Aim of the task -
For this exercise, repeat all of the material verbatim apart from its images.

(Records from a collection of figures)
● ● ● ● ● ● ●
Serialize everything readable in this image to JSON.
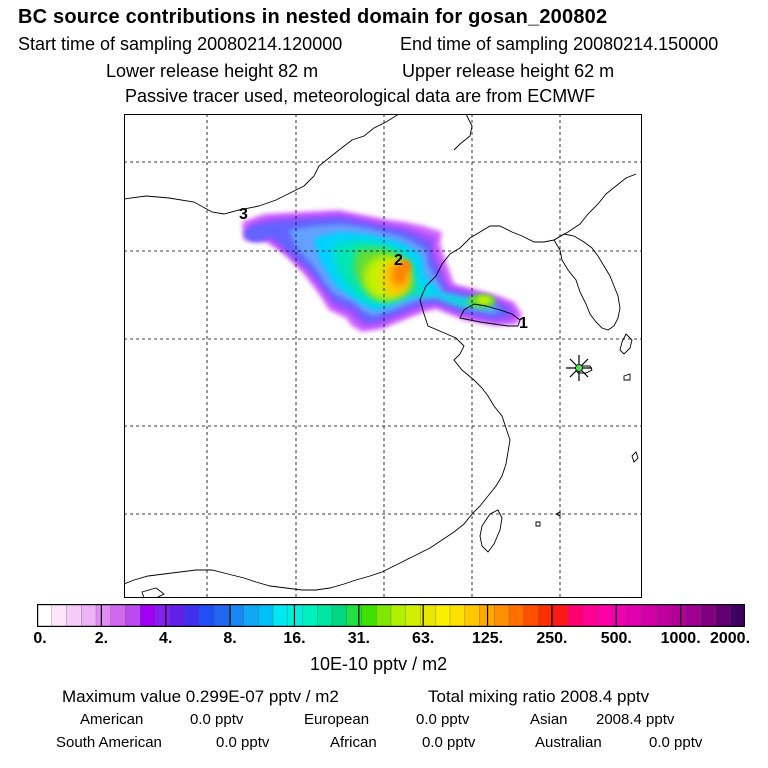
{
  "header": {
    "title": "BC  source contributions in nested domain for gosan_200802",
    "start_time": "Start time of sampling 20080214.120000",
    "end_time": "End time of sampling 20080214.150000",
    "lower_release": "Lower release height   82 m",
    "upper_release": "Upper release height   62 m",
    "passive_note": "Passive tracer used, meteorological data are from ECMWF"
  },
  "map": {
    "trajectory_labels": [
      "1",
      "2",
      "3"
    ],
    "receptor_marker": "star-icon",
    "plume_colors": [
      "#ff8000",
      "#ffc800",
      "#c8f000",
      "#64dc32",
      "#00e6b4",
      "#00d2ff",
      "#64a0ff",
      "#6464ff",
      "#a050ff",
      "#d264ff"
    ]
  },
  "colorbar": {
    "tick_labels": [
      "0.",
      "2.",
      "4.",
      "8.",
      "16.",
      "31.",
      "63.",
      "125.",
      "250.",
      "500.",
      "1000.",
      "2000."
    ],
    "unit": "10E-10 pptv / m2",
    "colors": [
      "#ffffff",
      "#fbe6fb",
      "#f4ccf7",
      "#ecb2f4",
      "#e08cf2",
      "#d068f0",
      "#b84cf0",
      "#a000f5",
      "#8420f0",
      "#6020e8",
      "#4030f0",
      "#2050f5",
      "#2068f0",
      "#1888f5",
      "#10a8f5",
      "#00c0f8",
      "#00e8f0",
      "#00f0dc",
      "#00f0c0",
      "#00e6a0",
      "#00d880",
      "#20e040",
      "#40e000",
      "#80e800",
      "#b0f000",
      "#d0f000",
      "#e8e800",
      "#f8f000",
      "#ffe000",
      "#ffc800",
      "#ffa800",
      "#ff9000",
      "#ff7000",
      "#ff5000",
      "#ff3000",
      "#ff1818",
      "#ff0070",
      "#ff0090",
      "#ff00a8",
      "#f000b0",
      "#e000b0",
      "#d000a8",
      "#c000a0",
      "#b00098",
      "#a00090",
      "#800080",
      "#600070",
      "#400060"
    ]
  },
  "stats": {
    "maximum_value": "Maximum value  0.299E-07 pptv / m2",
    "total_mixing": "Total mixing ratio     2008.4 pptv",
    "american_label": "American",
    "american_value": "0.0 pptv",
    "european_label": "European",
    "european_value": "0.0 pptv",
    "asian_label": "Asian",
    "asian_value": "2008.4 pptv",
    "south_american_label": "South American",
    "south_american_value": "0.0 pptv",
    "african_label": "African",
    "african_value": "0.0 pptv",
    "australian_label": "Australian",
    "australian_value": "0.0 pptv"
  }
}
● ● ● ● ● ● ●
Response to this task -
Serialize everything readable in this image to JSON.
{
  "header": {
    "title": "BC  source contributions in nested domain for gosan_200802",
    "start_time": "Start time of sampling 20080214.120000",
    "end_time": "End time of sampling 20080214.150000",
    "lower_release": "Lower release height   82 m",
    "upper_release": "Upper release height   62 m",
    "passive_note": "Passive tracer used, meteorological data are from ECMWF"
  },
  "map": {
    "trajectory_labels": [
      "1",
      "2",
      "3"
    ],
    "receptor_marker": "star-icon",
    "plume_colors": [
      "#ff8000",
      "#ffc800",
      "#c8f000",
      "#64dc32",
      "#00e6b4",
      "#00d2ff",
      "#64a0ff",
      "#6464ff",
      "#a050ff",
      "#d264ff"
    ]
  },
  "colorbar": {
    "tick_labels": [
      "0.",
      "2.",
      "4.",
      "8.",
      "16.",
      "31.",
      "63.",
      "125.",
      "250.",
      "500.",
      "1000.",
      "2000."
    ],
    "unit": "10E-10 pptv / m2",
    "colors": [
      "#ffffff",
      "#fbe6fb",
      "#f4ccf7",
      "#ecb2f4",
      "#e08cf2",
      "#d068f0",
      "#b84cf0",
      "#a000f5",
      "#8420f0",
      "#6020e8",
      "#4030f0",
      "#2050f5",
      "#2068f0",
      "#1888f5",
      "#10a8f5",
      "#00c0f8",
      "#00e8f0",
      "#00f0dc",
      "#00f0c0",
      "#00e6a0",
      "#00d880",
      "#20e040",
      "#40e000",
      "#80e800",
      "#b0f000",
      "#d0f000",
      "#e8e800",
      "#f8f000",
      "#ffe000",
      "#ffc800",
      "#ffa800",
      "#ff9000",
      "#ff7000",
      "#ff5000",
      "#ff3000",
      "#ff1818",
      "#ff0070",
      "#ff0090",
      "#ff00a8",
      "#f000b0",
      "#e000b0",
      "#d000a8",
      "#c000a0",
      "#b00098",
      "#a00090",
      "#800080",
      "#600070",
      "#400060"
    ]
  },
  "stats": {
    "maximum_value": "Maximum value  0.299E-07 pptv / m2",
    "total_mixing": "Total mixing ratio     2008.4 pptv",
    "american_label": "American",
    "american_value": "0.0 pptv",
    "european_label": "European",
    "european_value": "0.0 pptv",
    "asian_label": "Asian",
    "asian_value": "2008.4 pptv",
    "south_american_label": "South American",
    "south_american_value": "0.0 pptv",
    "african_label": "African",
    "african_value": "0.0 pptv",
    "australian_label": "Australian",
    "australian_value": "0.0 pptv"
  }
}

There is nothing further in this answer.